*Requirements*. Track down each line that has the word "VOLTAGE" and copy it.

---- Information supplied

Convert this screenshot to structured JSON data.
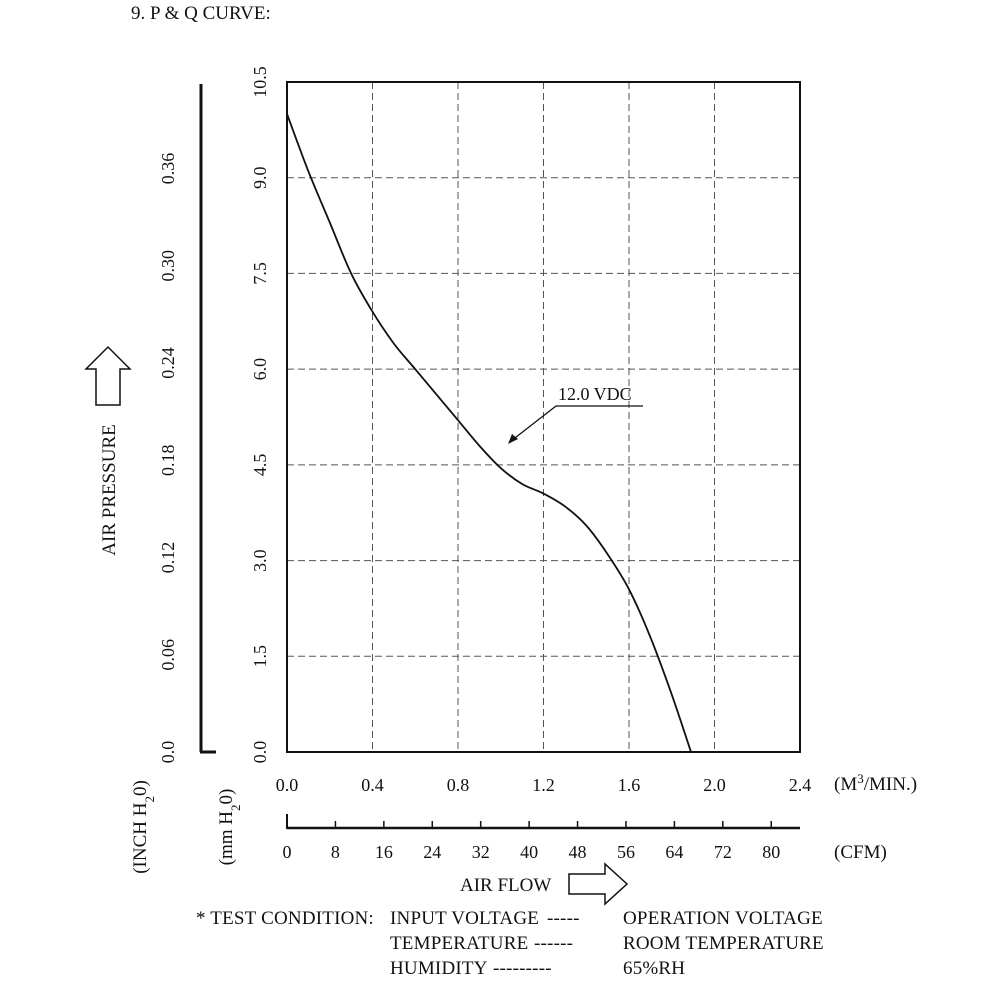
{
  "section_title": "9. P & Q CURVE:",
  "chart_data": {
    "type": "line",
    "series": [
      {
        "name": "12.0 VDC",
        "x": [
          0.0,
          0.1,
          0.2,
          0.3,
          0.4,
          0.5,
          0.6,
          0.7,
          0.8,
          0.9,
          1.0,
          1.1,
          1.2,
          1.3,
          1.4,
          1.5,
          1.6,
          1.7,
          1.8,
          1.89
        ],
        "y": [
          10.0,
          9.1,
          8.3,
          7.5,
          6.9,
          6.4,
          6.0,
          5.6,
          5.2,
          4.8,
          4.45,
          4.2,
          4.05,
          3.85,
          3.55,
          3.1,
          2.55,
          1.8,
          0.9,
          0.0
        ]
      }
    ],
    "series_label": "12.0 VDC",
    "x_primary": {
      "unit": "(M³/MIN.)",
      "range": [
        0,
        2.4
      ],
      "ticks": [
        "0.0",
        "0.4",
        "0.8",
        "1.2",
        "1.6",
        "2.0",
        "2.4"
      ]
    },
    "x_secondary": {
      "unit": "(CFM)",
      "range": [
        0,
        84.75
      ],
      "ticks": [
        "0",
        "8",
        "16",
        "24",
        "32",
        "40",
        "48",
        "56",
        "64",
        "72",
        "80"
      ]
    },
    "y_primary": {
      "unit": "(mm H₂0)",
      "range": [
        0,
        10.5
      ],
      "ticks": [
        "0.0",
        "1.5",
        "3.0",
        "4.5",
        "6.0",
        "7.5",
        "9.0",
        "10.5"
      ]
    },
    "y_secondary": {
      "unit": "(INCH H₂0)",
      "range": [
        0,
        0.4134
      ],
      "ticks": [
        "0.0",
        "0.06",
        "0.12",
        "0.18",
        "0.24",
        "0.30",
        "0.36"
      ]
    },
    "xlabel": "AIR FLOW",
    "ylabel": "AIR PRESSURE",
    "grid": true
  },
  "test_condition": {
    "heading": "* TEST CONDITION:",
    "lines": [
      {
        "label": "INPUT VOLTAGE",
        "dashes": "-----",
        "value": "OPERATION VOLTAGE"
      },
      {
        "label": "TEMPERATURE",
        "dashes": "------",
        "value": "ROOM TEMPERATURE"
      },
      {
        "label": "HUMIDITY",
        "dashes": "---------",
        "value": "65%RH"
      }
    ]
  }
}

--------

*Correct answer*.
        "label": "INPUT VOLTAGE",
        "value": "OPERATION VOLTAGE"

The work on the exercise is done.